> [TASK TO CARRY OUT]:
Answer with a single number: the count of lines that hold "group".

> [RECORD EXCERPTS]:
-- -- --
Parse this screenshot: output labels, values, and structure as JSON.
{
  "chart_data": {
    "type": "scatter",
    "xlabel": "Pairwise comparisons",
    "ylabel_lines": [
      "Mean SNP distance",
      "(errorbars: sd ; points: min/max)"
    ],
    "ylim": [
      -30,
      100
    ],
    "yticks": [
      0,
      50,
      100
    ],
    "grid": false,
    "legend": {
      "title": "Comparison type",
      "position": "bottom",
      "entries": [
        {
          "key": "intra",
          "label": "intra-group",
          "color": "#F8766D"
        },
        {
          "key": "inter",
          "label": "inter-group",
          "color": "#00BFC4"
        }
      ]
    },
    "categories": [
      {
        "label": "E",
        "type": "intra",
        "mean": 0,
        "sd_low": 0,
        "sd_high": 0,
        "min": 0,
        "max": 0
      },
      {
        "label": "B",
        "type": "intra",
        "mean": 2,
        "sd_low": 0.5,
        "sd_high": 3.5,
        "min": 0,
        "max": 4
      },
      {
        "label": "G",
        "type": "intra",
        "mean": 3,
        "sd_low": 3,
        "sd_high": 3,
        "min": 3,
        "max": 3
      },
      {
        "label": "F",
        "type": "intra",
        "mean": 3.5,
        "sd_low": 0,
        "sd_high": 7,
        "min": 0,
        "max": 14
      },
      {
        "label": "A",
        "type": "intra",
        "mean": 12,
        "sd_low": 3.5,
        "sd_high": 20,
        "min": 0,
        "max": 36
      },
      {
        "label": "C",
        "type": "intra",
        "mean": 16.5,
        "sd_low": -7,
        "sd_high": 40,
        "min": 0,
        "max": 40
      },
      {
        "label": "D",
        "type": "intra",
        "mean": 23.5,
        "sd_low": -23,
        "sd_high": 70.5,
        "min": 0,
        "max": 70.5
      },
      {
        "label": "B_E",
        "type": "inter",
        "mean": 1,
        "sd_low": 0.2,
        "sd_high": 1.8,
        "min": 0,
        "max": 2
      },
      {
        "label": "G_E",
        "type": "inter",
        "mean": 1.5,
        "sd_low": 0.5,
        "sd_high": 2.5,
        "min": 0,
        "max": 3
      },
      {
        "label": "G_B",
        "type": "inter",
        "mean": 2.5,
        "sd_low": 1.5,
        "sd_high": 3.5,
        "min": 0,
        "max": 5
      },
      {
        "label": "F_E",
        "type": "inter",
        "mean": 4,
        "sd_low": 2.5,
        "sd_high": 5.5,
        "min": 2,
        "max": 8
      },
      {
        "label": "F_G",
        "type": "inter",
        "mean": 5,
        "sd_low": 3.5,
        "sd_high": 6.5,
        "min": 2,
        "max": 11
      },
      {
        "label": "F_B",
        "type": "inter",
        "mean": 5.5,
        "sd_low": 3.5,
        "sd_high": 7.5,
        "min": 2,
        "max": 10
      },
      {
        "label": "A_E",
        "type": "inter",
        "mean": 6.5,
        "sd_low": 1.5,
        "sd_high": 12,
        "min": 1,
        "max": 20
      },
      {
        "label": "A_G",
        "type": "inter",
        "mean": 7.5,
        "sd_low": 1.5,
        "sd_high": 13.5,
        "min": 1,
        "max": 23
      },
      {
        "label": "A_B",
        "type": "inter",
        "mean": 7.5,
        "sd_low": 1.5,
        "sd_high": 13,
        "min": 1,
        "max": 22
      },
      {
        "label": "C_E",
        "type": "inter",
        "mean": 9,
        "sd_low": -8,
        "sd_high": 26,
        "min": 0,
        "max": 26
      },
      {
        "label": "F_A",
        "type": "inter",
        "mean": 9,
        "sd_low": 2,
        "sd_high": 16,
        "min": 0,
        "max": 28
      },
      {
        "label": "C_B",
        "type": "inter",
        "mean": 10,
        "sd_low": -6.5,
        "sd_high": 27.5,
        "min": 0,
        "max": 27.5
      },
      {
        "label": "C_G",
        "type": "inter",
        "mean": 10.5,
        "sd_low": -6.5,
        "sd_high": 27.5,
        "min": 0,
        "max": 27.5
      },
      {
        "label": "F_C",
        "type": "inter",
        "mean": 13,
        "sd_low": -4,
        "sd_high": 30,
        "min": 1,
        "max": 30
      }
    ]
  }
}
-- -- --
> [TASK SOLUTION]:
2